Task prompt
Search the data below for the word "this" and copy each line that holds it.

Figure contents as structured data:
::::::

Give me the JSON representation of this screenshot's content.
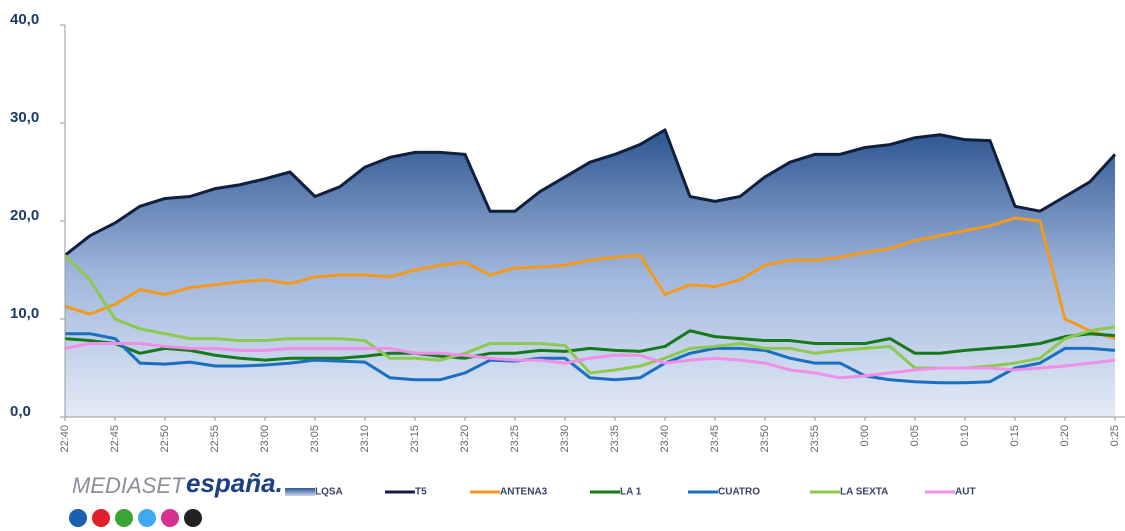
{
  "chart_data": {
    "type": "line",
    "categories": [
      "22:40",
      null,
      "22:45",
      null,
      "22:50",
      null,
      "22:55",
      null,
      "23:00",
      null,
      "23:05",
      null,
      "23:10",
      null,
      "23:15",
      null,
      "23:20",
      null,
      "23:25",
      null,
      "23:30",
      null,
      "23:35",
      null,
      "23:40",
      null,
      "23:45",
      null,
      "23:50",
      null,
      "23:55",
      null,
      "0:00",
      null,
      "0:05",
      null,
      "0:10",
      null,
      "0:15",
      null,
      "0:20",
      null,
      "0:25"
    ],
    "ylim": [
      0,
      40
    ],
    "yticks": [
      {
        "value": 0,
        "label": "0,0"
      },
      {
        "value": 10,
        "label": "10,0"
      },
      {
        "value": 20,
        "label": "20,0"
      },
      {
        "value": 30,
        "label": "30,0"
      },
      {
        "value": 40,
        "label": "40,0"
      }
    ],
    "series": [
      {
        "name": "LQSA",
        "color": "#2d5590",
        "fill": "area",
        "values": [
          16.5,
          18.5,
          19.8,
          21.5,
          22.3,
          22.5,
          23.3,
          23.7,
          24.3,
          25,
          22.5,
          23.5,
          25.5,
          26.5,
          27,
          27,
          26.8,
          21,
          21,
          23,
          24.5,
          26,
          26.8,
          27.8,
          29.3,
          22.5,
          22,
          22.5,
          24.5,
          26,
          26.8,
          26.8,
          27.5,
          27.8,
          28.5,
          28.8,
          28.3,
          28.2,
          21.5,
          21,
          22.5,
          24,
          26.8
        ]
      },
      {
        "name": "T5",
        "color": "#0f1f3d",
        "values": [
          16.5,
          18.5,
          19.8,
          21.5,
          22.3,
          22.5,
          23.3,
          23.7,
          24.3,
          25,
          22.5,
          23.5,
          25.5,
          26.5,
          27,
          27,
          26.8,
          21,
          21,
          23,
          24.5,
          26,
          26.8,
          27.8,
          29.3,
          22.5,
          22,
          22.5,
          24.5,
          26,
          26.8,
          26.8,
          27.5,
          27.8,
          28.5,
          28.8,
          28.3,
          28.2,
          21.5,
          21,
          22.5,
          24,
          26.8
        ]
      },
      {
        "name": "ANTENA3",
        "color": "#f39a1e",
        "values": [
          11.3,
          10.5,
          11.5,
          13,
          12.5,
          13.2,
          13.5,
          13.8,
          14,
          13.6,
          14.3,
          14.5,
          14.5,
          14.3,
          15,
          15.5,
          15.8,
          14.5,
          15.2,
          15.3,
          15.5,
          16,
          16.3,
          16.5,
          12.5,
          13.5,
          13.3,
          14,
          15.5,
          16,
          16,
          16.3,
          16.8,
          17.2,
          18,
          18.5,
          19,
          19.5,
          20.3,
          20,
          10,
          8.8,
          8
        ]
      },
      {
        "name": "LA 1",
        "color": "#157a1a",
        "values": [
          8,
          7.8,
          7.5,
          6.5,
          7,
          6.8,
          6.3,
          6,
          5.8,
          6,
          6,
          6,
          6.2,
          6.5,
          6.5,
          6.2,
          6,
          6.5,
          6.5,
          6.8,
          6.7,
          7,
          6.8,
          6.7,
          7.2,
          8.8,
          8.2,
          8,
          7.8,
          7.8,
          7.5,
          7.5,
          7.5,
          8,
          6.5,
          6.5,
          6.8,
          7,
          7.2,
          7.5,
          8.2,
          8.5,
          8.3
        ]
      },
      {
        "name": "CUATRO",
        "color": "#1a6fc0",
        "values": [
          8.5,
          8.5,
          8,
          5.5,
          5.4,
          5.6,
          5.2,
          5.2,
          5.3,
          5.5,
          5.8,
          5.7,
          5.6,
          4,
          3.8,
          3.8,
          4.5,
          5.8,
          5.7,
          6,
          6,
          4,
          3.8,
          4,
          5.5,
          6.5,
          7,
          7,
          6.8,
          6,
          5.5,
          5.5,
          4.2,
          3.8,
          3.6,
          3.5,
          3.5,
          3.6,
          5,
          5.5,
          7,
          7,
          6.8
        ]
      },
      {
        "name": "LA SEXTA",
        "color": "#8cc94f",
        "values": [
          16.5,
          14,
          10,
          9,
          8.5,
          8,
          8,
          7.8,
          7.8,
          8,
          8,
          8,
          7.8,
          6,
          6,
          5.8,
          6.5,
          7.5,
          7.5,
          7.5,
          7.3,
          4.5,
          4.8,
          5.2,
          6,
          7,
          7.2,
          7.5,
          7,
          7,
          6.5,
          6.8,
          7,
          7.2,
          5,
          5,
          5,
          5.2,
          5.5,
          6,
          8,
          8.8,
          9.2
        ]
      },
      {
        "name": "AUT",
        "color": "#f08ee8",
        "values": [
          7,
          7.5,
          7.5,
          7.5,
          7.2,
          7,
          7,
          6.8,
          6.8,
          7,
          7,
          7,
          7,
          7,
          6.5,
          6.5,
          6.3,
          6,
          5.8,
          5.8,
          5.5,
          6,
          6.3,
          6.3,
          5.5,
          5.8,
          6,
          5.8,
          5.5,
          4.8,
          4.5,
          4,
          4.2,
          4.5,
          4.8,
          5,
          5,
          5,
          4.8,
          5,
          5.2,
          5.5,
          5.8
        ]
      }
    ]
  },
  "logo": {
    "brand": "MEDIASET",
    "country": "españa."
  }
}
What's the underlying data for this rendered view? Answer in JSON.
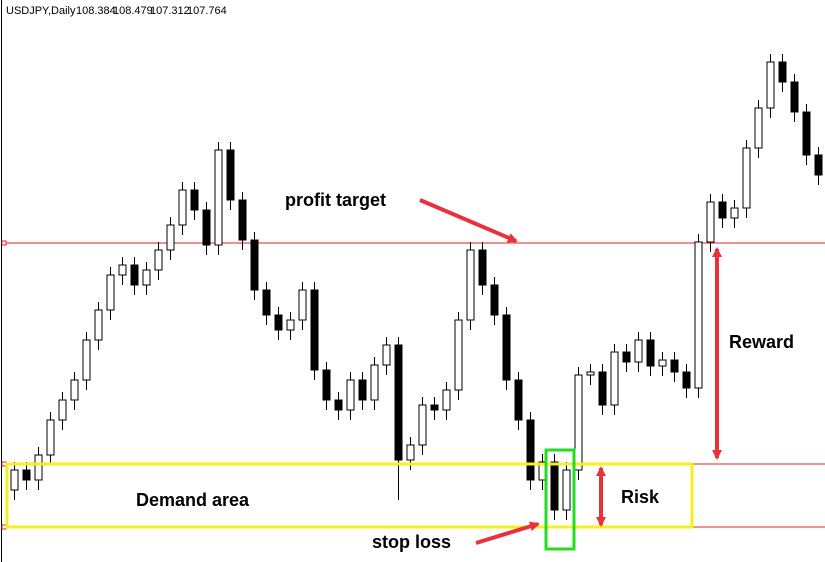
{
  "chart_data": {
    "type": "candlestick",
    "symbol": "USDJPY,Daily",
    "header_ohlc": [
      108.384,
      108.479,
      107.312,
      107.764
    ],
    "ylim": [
      103.5,
      109.12
    ],
    "open": [
      104.22,
      104.42,
      104.32,
      104.57,
      104.92,
      105.12,
      105.32,
      105.72,
      106.02,
      106.37,
      106.47,
      106.27,
      106.42,
      106.62,
      106.87,
      107.22,
      107.02,
      106.67,
      107.62,
      107.12,
      106.72,
      106.22,
      105.97,
      105.82,
      105.92,
      106.22,
      105.42,
      105.12,
      105.02,
      105.32,
      105.12,
      105.47,
      105.67,
      104.52,
      104.67,
      105.07,
      105.02,
      105.22,
      105.92,
      106.62,
      106.27,
      105.97,
      105.32,
      104.92,
      104.32,
      104.5,
      104.02,
      104.42,
      105.37,
      105.4,
      105.07,
      105.6,
      105.5,
      105.72,
      105.46,
      105.52,
      105.4,
      105.24,
      106.7,
      107.1,
      106.94,
      107.04,
      107.64,
      108.04,
      108.5,
      108.3,
      108.0,
      107.57
    ],
    "high": [
      104.5,
      104.5,
      104.65,
      105.0,
      105.2,
      105.4,
      105.8,
      106.1,
      106.45,
      106.55,
      106.55,
      106.5,
      106.7,
      106.95,
      107.3,
      107.3,
      107.1,
      107.7,
      107.7,
      107.2,
      106.8,
      106.3,
      106.05,
      106.0,
      106.3,
      106.3,
      105.5,
      105.2,
      105.4,
      105.4,
      105.55,
      105.75,
      105.75,
      104.75,
      105.15,
      105.15,
      105.3,
      106.0,
      106.7,
      106.7,
      106.35,
      106.05,
      105.4,
      105.0,
      104.58,
      104.58,
      104.5,
      105.45,
      105.48,
      105.48,
      105.68,
      105.68,
      105.8,
      105.8,
      105.6,
      105.6,
      105.48,
      106.78,
      107.18,
      107.18,
      107.12,
      107.72,
      108.12,
      108.58,
      108.58,
      108.38,
      108.08,
      107.65
    ],
    "low": [
      104.12,
      104.22,
      104.22,
      104.47,
      104.82,
      105.02,
      105.22,
      105.62,
      105.92,
      106.27,
      106.17,
      106.17,
      106.32,
      106.52,
      106.77,
      106.92,
      106.57,
      106.57,
      107.02,
      106.62,
      106.12,
      105.87,
      105.72,
      105.72,
      105.82,
      105.32,
      105.02,
      104.92,
      104.92,
      105.02,
      105.02,
      105.37,
      104.12,
      104.42,
      104.57,
      104.92,
      104.92,
      105.12,
      105.82,
      106.17,
      105.87,
      105.22,
      104.82,
      104.22,
      104.22,
      103.92,
      103.92,
      104.32,
      105.27,
      104.97,
      104.97,
      105.4,
      105.4,
      105.36,
      105.36,
      105.3,
      105.14,
      105.14,
      106.6,
      106.84,
      106.84,
      106.94,
      107.54,
      107.94,
      108.2,
      107.9,
      107.47,
      107.27
    ],
    "close": [
      104.42,
      104.32,
      104.57,
      104.92,
      105.12,
      105.32,
      105.72,
      106.02,
      106.37,
      106.47,
      106.27,
      106.42,
      106.62,
      106.87,
      107.22,
      107.02,
      106.67,
      107.62,
      107.12,
      106.72,
      106.22,
      105.97,
      105.82,
      105.92,
      106.22,
      105.42,
      105.12,
      105.02,
      105.32,
      105.12,
      105.47,
      105.67,
      104.52,
      104.67,
      105.07,
      105.02,
      105.22,
      105.92,
      106.62,
      106.27,
      105.97,
      105.32,
      104.92,
      104.32,
      104.5,
      104.02,
      104.42,
      105.37,
      105.4,
      105.07,
      105.6,
      105.5,
      105.72,
      105.46,
      105.52,
      105.4,
      105.24,
      106.7,
      107.1,
      106.94,
      107.04,
      107.64,
      108.04,
      108.5,
      108.3,
      108.0,
      107.57,
      107.37
    ],
    "levels": {
      "profit_target": 106.69,
      "demand_top": 104.48,
      "demand_bottom": 103.85
    },
    "annotations": {
      "profit_target": "profit target",
      "reward": "Reward",
      "risk": "Risk",
      "demand": "Demand area",
      "stop_loss": "stop loss"
    },
    "level_color": "#e02020",
    "bull_color": "#ffffff",
    "bear_color": "#000000"
  }
}
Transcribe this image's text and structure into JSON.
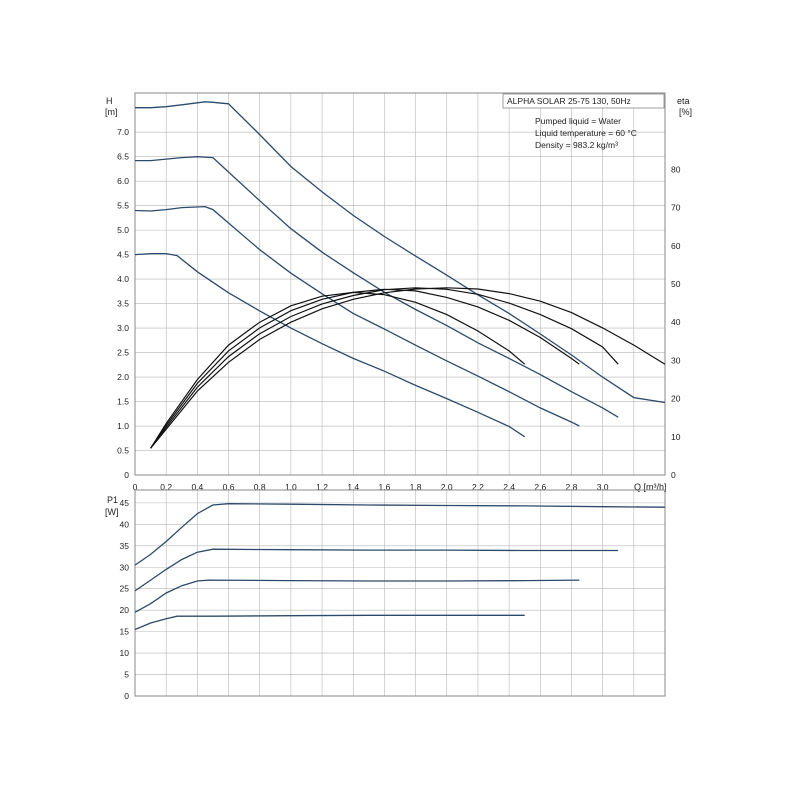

::::::

Response
Give me the JSON representation of this screenshot's content.
What's the underlying data for this rendered view? Answer in JSON.
Transcribe this image's text and structure into JSON.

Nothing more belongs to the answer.